(Dataset items)
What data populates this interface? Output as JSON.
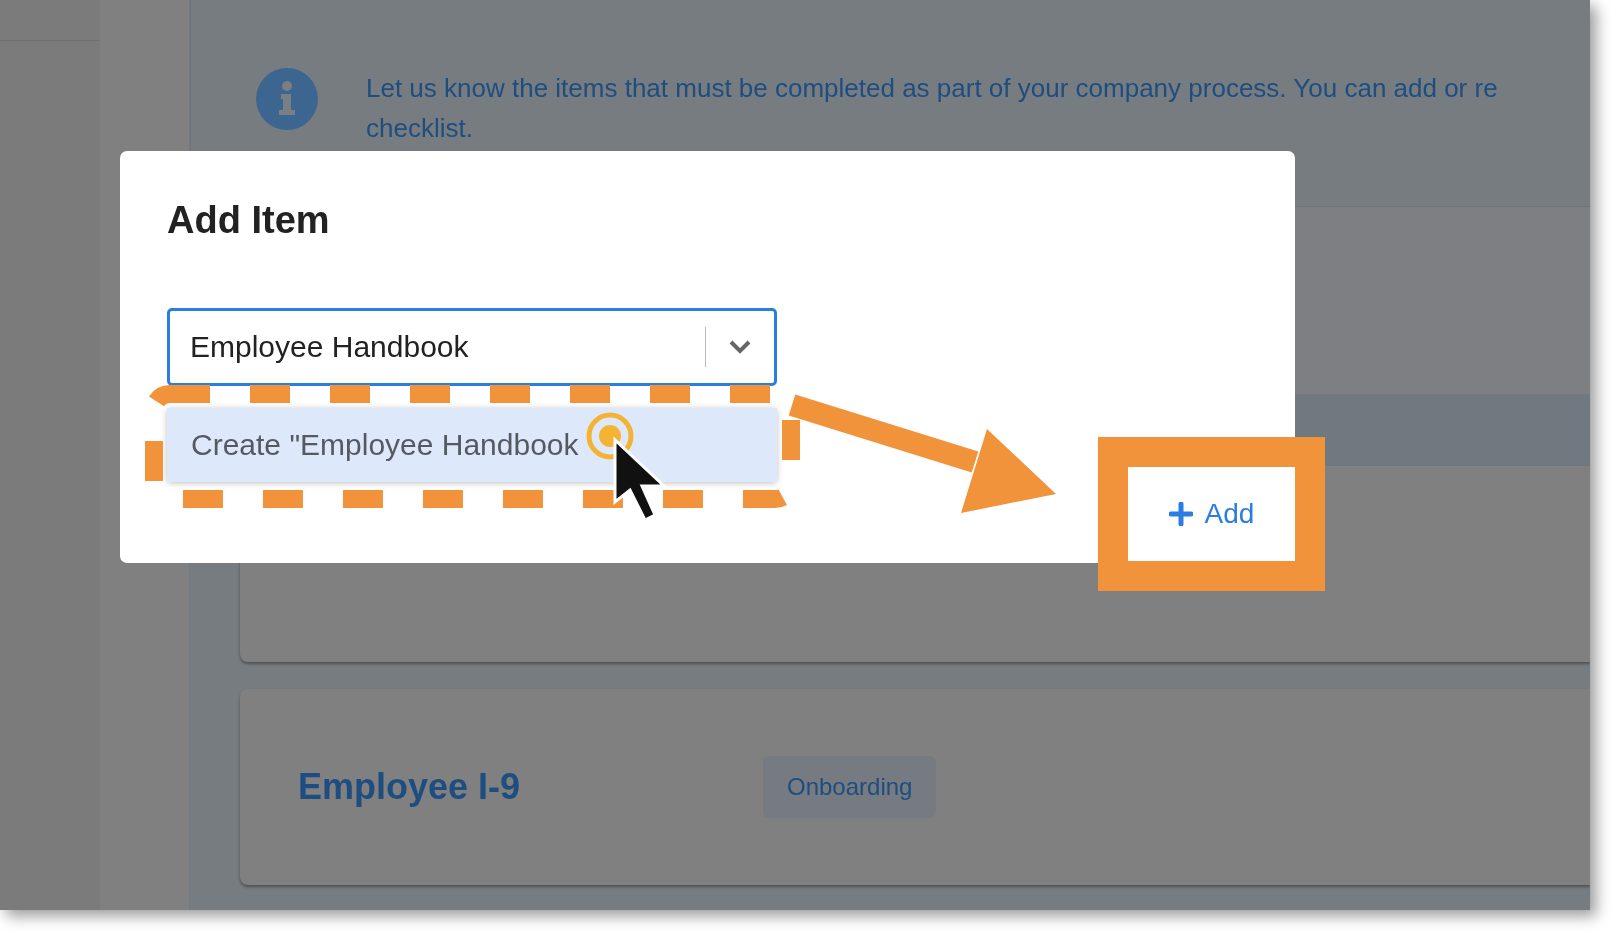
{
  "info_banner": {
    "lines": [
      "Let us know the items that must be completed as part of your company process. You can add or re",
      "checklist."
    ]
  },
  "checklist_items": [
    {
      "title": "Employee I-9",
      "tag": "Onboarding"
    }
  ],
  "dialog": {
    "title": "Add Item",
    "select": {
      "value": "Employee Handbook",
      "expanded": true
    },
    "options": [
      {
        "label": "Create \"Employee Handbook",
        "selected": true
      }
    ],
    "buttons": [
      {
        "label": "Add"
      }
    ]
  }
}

● **Task directions**: Without the pictures, write out the whole listing above exactly as it appears.

● **Response to this exercise**:
What data populates this interface? Output as JSON.
{
  "info_banner": {
    "lines": [
      "Let us know the items that must be completed as part of your company process. You can add or re",
      "checklist."
    ]
  },
  "checklist_items": [
    {
      "title": "Employee I-9",
      "tag": "Onboarding"
    }
  ],
  "dialog": {
    "title": "Add Item",
    "select": {
      "value": "Employee Handbook",
      "expanded": true
    },
    "options": [
      {
        "label": "Create \"Employee Handbook",
        "selected": true
      }
    ],
    "buttons": [
      {
        "label": "Add"
      }
    ]
  }
}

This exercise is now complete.